Stated task
Check each line of the data for "Principles" and select those that have it.

(Recorded data)
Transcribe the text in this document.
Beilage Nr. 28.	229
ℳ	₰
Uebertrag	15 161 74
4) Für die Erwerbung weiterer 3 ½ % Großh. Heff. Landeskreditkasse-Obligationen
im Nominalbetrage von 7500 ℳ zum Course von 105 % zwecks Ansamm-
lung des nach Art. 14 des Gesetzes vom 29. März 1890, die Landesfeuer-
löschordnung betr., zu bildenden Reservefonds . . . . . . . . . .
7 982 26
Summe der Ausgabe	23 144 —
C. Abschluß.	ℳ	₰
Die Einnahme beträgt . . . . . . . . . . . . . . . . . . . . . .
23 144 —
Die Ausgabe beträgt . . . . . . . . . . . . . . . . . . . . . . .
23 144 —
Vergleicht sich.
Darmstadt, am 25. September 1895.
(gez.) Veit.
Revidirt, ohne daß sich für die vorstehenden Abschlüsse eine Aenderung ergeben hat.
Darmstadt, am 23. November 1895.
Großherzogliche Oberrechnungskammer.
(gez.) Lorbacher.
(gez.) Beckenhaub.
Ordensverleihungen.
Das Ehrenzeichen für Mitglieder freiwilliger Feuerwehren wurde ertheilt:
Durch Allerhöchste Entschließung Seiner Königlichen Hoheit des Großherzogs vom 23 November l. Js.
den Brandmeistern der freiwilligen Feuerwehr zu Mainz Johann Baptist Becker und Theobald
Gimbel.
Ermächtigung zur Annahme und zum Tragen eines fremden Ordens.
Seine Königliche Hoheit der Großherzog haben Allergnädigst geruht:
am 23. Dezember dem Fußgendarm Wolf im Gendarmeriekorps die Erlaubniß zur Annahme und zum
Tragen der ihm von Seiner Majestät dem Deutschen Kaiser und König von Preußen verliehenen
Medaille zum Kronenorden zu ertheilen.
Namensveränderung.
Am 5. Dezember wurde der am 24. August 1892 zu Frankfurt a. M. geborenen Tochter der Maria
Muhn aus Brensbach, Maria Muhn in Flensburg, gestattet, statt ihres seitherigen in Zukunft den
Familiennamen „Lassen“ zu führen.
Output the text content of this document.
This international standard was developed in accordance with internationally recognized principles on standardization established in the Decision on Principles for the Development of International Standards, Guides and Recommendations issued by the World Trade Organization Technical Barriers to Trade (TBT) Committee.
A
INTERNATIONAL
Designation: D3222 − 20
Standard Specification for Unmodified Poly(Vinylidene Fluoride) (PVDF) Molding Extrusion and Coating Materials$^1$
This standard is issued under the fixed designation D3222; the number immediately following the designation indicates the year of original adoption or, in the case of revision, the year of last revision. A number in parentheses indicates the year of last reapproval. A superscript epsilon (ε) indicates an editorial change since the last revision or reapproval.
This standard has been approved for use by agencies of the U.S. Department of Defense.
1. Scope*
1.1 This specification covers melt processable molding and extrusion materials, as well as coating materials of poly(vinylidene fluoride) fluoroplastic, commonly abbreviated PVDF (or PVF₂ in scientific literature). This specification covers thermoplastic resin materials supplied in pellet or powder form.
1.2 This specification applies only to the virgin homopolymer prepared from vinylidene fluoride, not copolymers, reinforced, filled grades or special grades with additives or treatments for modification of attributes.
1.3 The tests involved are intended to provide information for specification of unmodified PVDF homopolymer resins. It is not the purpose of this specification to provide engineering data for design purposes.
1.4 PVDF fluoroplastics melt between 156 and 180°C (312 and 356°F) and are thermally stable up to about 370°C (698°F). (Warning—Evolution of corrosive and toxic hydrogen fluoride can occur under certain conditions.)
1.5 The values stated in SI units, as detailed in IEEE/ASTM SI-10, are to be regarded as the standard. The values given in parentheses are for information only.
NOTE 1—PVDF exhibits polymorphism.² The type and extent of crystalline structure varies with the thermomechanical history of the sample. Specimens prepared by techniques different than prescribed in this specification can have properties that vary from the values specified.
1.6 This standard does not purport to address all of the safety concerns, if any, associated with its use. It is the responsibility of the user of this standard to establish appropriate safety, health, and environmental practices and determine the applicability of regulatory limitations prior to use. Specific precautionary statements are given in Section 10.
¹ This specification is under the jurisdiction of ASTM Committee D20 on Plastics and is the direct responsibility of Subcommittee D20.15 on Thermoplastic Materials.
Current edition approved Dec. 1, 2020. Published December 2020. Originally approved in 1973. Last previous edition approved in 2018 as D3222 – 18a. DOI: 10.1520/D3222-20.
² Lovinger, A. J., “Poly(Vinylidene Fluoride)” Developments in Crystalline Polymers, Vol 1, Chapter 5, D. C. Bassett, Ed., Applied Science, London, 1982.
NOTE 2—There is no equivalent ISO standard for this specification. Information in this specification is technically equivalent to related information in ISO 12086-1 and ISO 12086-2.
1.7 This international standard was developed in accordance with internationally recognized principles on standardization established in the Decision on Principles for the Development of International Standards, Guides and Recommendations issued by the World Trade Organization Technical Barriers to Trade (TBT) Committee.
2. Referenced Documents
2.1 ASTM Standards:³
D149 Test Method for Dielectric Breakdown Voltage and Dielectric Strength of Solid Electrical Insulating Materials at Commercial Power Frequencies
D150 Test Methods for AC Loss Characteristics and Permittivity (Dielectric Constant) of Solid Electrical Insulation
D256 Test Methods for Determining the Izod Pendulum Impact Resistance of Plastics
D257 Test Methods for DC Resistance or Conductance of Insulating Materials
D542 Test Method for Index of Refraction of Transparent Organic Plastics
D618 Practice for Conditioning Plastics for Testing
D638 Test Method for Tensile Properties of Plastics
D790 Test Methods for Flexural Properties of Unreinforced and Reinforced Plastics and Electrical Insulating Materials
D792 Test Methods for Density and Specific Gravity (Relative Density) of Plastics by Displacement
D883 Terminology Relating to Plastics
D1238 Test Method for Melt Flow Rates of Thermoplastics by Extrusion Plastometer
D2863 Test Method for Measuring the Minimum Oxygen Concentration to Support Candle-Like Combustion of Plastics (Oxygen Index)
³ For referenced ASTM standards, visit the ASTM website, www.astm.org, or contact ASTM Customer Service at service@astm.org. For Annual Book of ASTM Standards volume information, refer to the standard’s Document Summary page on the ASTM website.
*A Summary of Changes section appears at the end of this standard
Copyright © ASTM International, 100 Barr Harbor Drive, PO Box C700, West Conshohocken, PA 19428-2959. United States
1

Reply
This international standard was developed in accordance with internationally recognized principles on standardization established in the Decision on Principles for the Development of International Standards, Guides and Recommendations issued by the World Trade Organization Technical Barriers to Trade (TBT) Committee.
1.7 This international standard was developed in accordance with internationally recognized principles on standardization established in the Decision on Principles for the Development of International Standards, Guides and Recommendations issued by the World Trade Organization Technical Barriers to Trade (TBT) Committee.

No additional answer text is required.